**Task**
Take the material below and retype it in full; pictures are left out.

**Excerpted data**
++++++
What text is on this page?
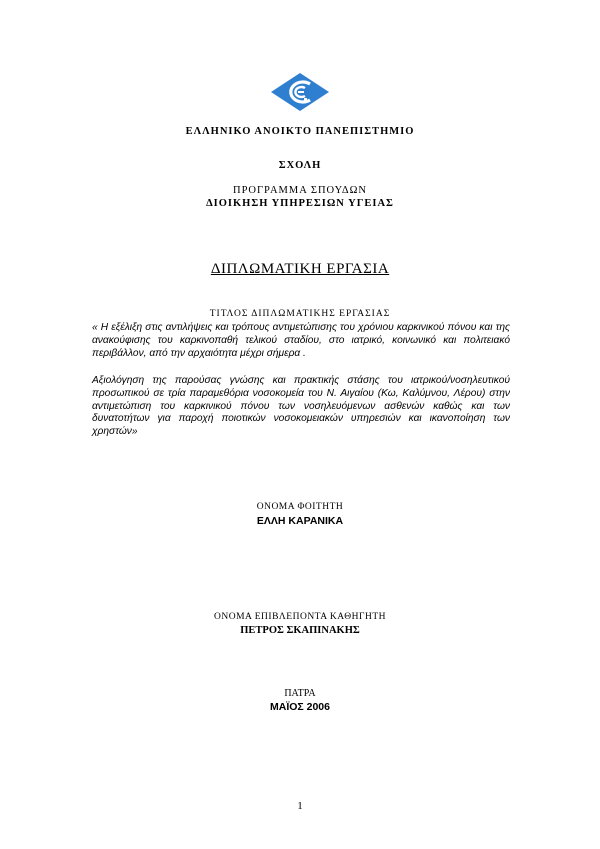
ΕΛΛΗΝΙΚΟ ΑΝΟΙΚΤΟ ΠΑΝΕΠΙΣΤΗΜΙΟ
ΣΧΟΛΗ
ΠΡΟΓΡΑΜΜΑ ΣΠΟΥΔΩΝ
ΔΙΟΙΚΗΣΗ ΥΠΗΡΕΣΙΩΝ ΥΓΕΙΑΣ
ΔΙΠΛΩΜΑΤΙΚΗ ΕΡΓΑΣΙΑ
ΤΙΤΛΟΣ ΔΙΠΛΩΜΑΤΙΚΗΣ ΕΡΓΑΣΙΑΣ
« Η εξέλιξη στις αντιλήψεις και τρόπους αντιμετώπισης του χρόνιου καρκινικού πόνου και της ανακούφισης του καρκινοπαθή τελικού σταδίου, στο ιατρικό, κοινωνικό και πολιτειακό περιβάλλον, από την αρχαιότητα μέχρι σήμερα .
Αξιολόγηση της παρούσας γνώσης και πρακτικής στάσης του ιατρικού/νοσηλευτικού προσωπικού σε τρία παραμεθόρια νοσοκομεία του Ν. Αιγαίου (Κω, Καλύμνου, Λέρου) στην αντιμετώπιση του καρκινικού πόνου των νοσηλευόμενων ασθενών καθώς και των δυνατοτήτων για παροχή ποιοτικών νοσοκομειακών υπηρεσιών και ικανοποίηση των χρηστών»
ΟΝΟΜΑ ΦΟΙΤΗΤΗ
ΕΛΛΗ ΚΑΡΑΝΙΚΑ
ΟΝΟΜΑ ΕΠΙΒΛΕΠΟΝΤΑ ΚΑΘΗΓΗΤΗ
ΠΕΤΡΟΣ ΣΚΑΠΙΝΑΚΗΣ
ΠΑΤΡΑ
ΜΑΪΟΣ 2006
1
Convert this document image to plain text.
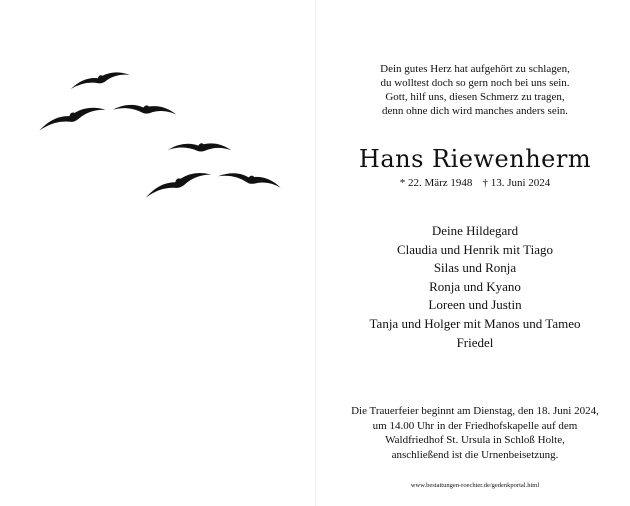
Dein gutes Herz hat aufgehört zu schlagen,
du wolltest doch so gern noch bei uns sein.
Gott, hilf uns, diesen Schmerz zu tragen,
denn ohne dich wird manches anders sein.
Hans Riewenherm
* 22. März 1948 † 13. Juni 2024
Deine Hildegard
Claudia und Henrik mit Tiago
Silas und Ronja
Ronja und Kyano
Loreen und Justin
Tanja und Holger mit Manos und Tameo
Friedel
Die Trauerfeier beginnt am Dienstag, den 18. Juni 2024,
um 14.00 Uhr in der Friedhofskapelle auf dem
Waldfriedhof St. Ursula in Schloß Holte,
anschließend ist die Urnenbeisetzung.
www.bestattungen-roechter.de/gedenkportal.html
++++++
**Finished answer**
What text is on this page?
ΕΛΛΗΝΙΚΟ ΑΝΟΙΚΤΟ ΠΑΝΕΠΙΣΤΗΜΙΟ
ΣΧΟΛΗ
ΠΡΟΓΡΑΜΜΑ ΣΠΟΥΔΩΝ
ΔΙΟΙΚΗΣΗ ΥΠΗΡΕΣΙΩΝ ΥΓΕΙΑΣ
ΔΙΠΛΩΜΑΤΙΚΗ ΕΡΓΑΣΙΑ
ΤΙΤΛΟΣ ΔΙΠΛΩΜΑΤΙΚΗΣ ΕΡΓΑΣΙΑΣ
« Η εξέλιξη στις αντιλήψεις και τρόπους αντιμετώπισης του χρόνιου καρκινικού πόνου και της ανακούφισης του καρκινοπαθή τελικού σταδίου, στο ιατρικό, κοινωνικό και πολιτειακό περιβάλλον, από την αρχαιότητα μέχρι σήμερα .
Αξιολόγηση της παρούσας γνώσης και πρακτικής στάσης του ιατρικού/νοσηλευτικού προσωπικού σε τρία παραμεθόρια νοσοκομεία του Ν. Αιγαίου (Κω, Καλύμνου, Λέρου) στην αντιμετώπιση του καρκινικού πόνου των νοσηλευόμενων ασθενών καθώς και των δυνατοτήτων για παροχή ποιοτικών νοσοκομειακών υπηρεσιών και ικανοποίηση των χρηστών»
ΟΝΟΜΑ ΦΟΙΤΗΤΗ
ΕΛΛΗ ΚΑΡΑΝΙΚΑ
ΟΝΟΜΑ ΕΠΙΒΛΕΠΟΝΤΑ ΚΑΘΗΓΗΤΗ
ΠΕΤΡΟΣ ΣΚΑΠΙΝΑΚΗΣ
ΠΑΤΡΑ
ΜΑΪΟΣ 2006
1
Convert this document image to plain text.
Dein gutes Herz hat aufgehört zu schlagen,
du wolltest doch so gern noch bei uns sein.
Gott, hilf uns, diesen Schmerz zu tragen,
denn ohne dich wird manches anders sein.
Hans Riewenherm
* 22. März 1948 † 13. Juni 2024
Deine Hildegard
Claudia und Henrik mit Tiago
Silas und Ronja
Ronja und Kyano
Loreen und Justin
Tanja und Holger mit Manos und Tameo
Friedel
Die Trauerfeier beginnt am Dienstag, den 18. Juni 2024,
um 14.00 Uhr in der Friedhofskapelle auf dem
Waldfriedhof St. Ursula in Schloß Holte,
anschließend ist die Urnenbeisetzung.
www.bestattungen-roechter.de/gedenkportal.html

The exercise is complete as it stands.